◆ WHAT YOU ARE ASKED TO DO
Repeat each record exactly. Any picture gets left out.

◆ RECORDS FOR THIS EXERCISE
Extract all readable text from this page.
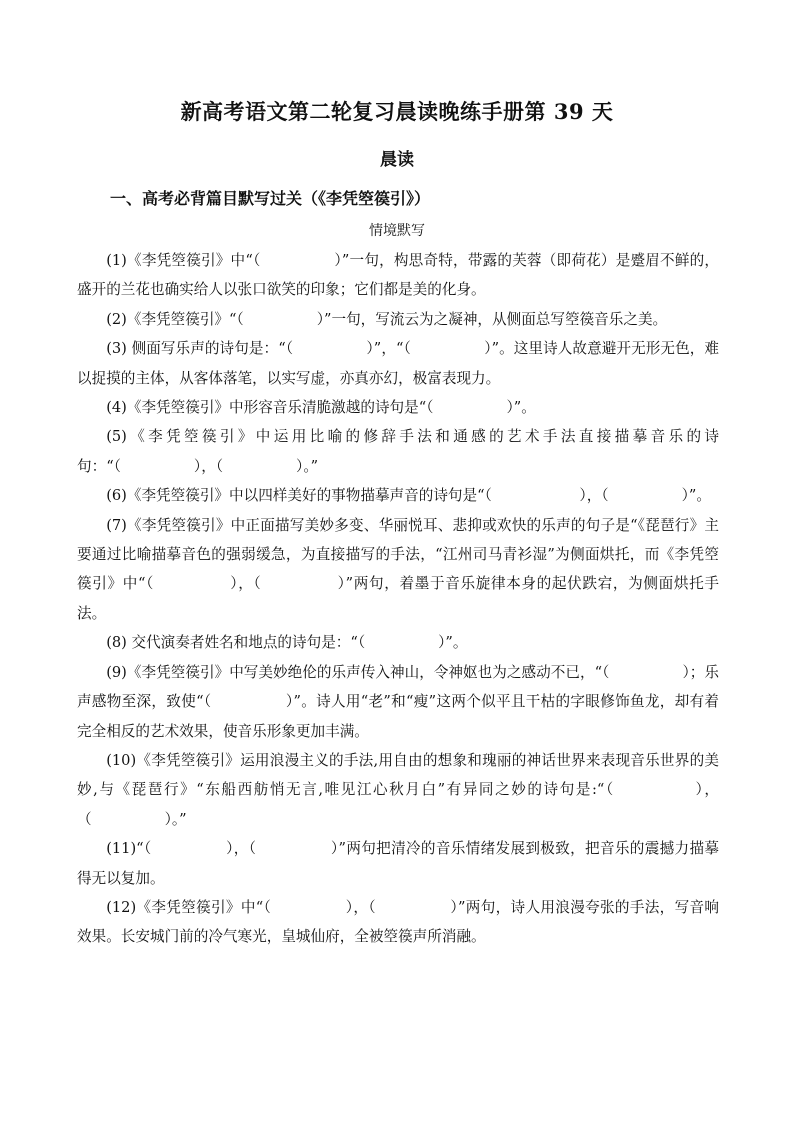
新高考语文第二轮复习晨读晚练手册第 39 天
晨读
一、高考必背篇目默写过关（《李凭箜篌引》）
情境默写

(1)《李凭箜篌引》中“（　　　　　）”一句，构思奇特，带露的芙蓉（即荷花）是蹙眉不鲜的，盛开的兰花也确实给人以张口欲笑的印象；它们都是美的化身。

(2)《李凭箜篌引》“（　　　　　）”一句，写流云为之凝神，从侧面总写箜篌音乐之美。

(3) 侧面写乐声的诗句是：“（　　　　　）”，“（　　　　　）”。这里诗人故意避开无形无色，难以捉摸的主体，从客体落笔，以实写虚，亦真亦幻，极富表现力。

(4)《李凭箜篌引》中形容音乐清脆激越的诗句是“（　　　　　）”。

(5)《李凭箜篌引》中运用比喻的修辞手法和通感的艺术手法直接描摹音乐的诗句：“（　　　　　），（　　　　　）。”

(6)《李凭箜篌引》中以四样美好的事物描摹声音的诗句是“（　　　　　　），（　　　　　）”。

(7)《李凭箜篌引》中正面描写美妙多变、华丽悦耳、悲抑或欢快的乐声的句子是“《琵琶行》主要通过比喻描摹音色的强弱缓急，为直接描写的手法，“江州司马青衫湿”为侧面烘托，而《李凭箜篌引》中“（　　　　　），（　　　　　）”两句，着墨于音乐旋律本身的起伏跌宕，为侧面烘托手法。

(8) 交代演奏者姓名和地点的诗句是：“（　　　　　）”。

(9)《李凭箜篌引》中写美妙绝伦的乐声传入神山，令神妪也为之感动不已，“（　　　　　）；乐声感物至深，致使“（　　　　　）”。诗人用“老”和“瘦”这两个似平且干枯的字眼修饰鱼龙，却有着完全相反的艺术效果，使音乐形象更加丰满。

(10)《李凭箜篌引》运用浪漫主义的手法,用自由的想象和瑰丽的神话世界来表现音乐世界的美妙,与《琵琶行》“东船西舫悄无言,唯见江心秋月白”有异同之妙的诗句是:“（　　　　　），（　　　　　）。”

(11)“（　　　　　），（　　　　　）”两句把清冷的音乐情绪发展到极致，把音乐的震撼力描摹得无以复加。

(12)《李凭箜篌引》中“（　　　　　），（　　　　　）”两句，诗人用浪漫夸张的手法，写音响效果。长安城门前的冷气寒光，皇城仙府，全被箜篌声所消融。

◆ THE COMPLETED TASK
Extract all readable text from this page.
新高考语文第二轮复习晨读晚练手册第 39 天
晨读
一、高考必背篇目默写过关（《李凭箜篌引》）
情境默写

(1)《李凭箜篌引》中“（　　　　　）”一句，构思奇特，带露的芙蓉（即荷花）是蹙眉不鲜的，盛开的兰花也确实给人以张口欲笑的印象；它们都是美的化身。

(2)《李凭箜篌引》“（　　　　　）”一句，写流云为之凝神，从侧面总写箜篌音乐之美。

(3) 侧面写乐声的诗句是：“（　　　　　）”，“（　　　　　）”。这里诗人故意避开无形无色，难以捉摸的主体，从客体落笔，以实写虚，亦真亦幻，极富表现力。

(4)《李凭箜篌引》中形容音乐清脆激越的诗句是“（　　　　　）”。

(5)《李凭箜篌引》中运用比喻的修辞手法和通感的艺术手法直接描摹音乐的诗句：“（　　　　　），（　　　　　）。”

(6)《李凭箜篌引》中以四样美好的事物描摹声音的诗句是“（　　　　　　），（　　　　　）”。

(7)《李凭箜篌引》中正面描写美妙多变、华丽悦耳、悲抑或欢快的乐声的句子是“《琵琶行》主要通过比喻描摹音色的强弱缓急，为直接描写的手法，“江州司马青衫湿”为侧面烘托，而《李凭箜篌引》中“（　　　　　），（　　　　　）”两句，着墨于音乐旋律本身的起伏跌宕，为侧面烘托手法。

(8) 交代演奏者姓名和地点的诗句是：“（　　　　　）”。

(9)《李凭箜篌引》中写美妙绝伦的乐声传入神山，令神妪也为之感动不已，“（　　　　　）；乐声感物至深，致使“（　　　　　）”。诗人用“老”和“瘦”这两个似平且干枯的字眼修饰鱼龙，却有着完全相反的艺术效果，使音乐形象更加丰满。

(10)《李凭箜篌引》运用浪漫主义的手法,用自由的想象和瑰丽的神话世界来表现音乐世界的美妙,与《琵琶行》“东船西舫悄无言,唯见江心秋月白”有异同之妙的诗句是:“（　　　　　），（　　　　　）。”

(11)“（　　　　　），（　　　　　）”两句把清冷的音乐情绪发展到极致，把音乐的震撼力描摹得无以复加。

(12)《李凭箜篌引》中“（　　　　　），（　　　　　）”两句，诗人用浪漫夸张的手法，写音响效果。长安城门前的冷气寒光，皇城仙府，全被箜篌声所消融。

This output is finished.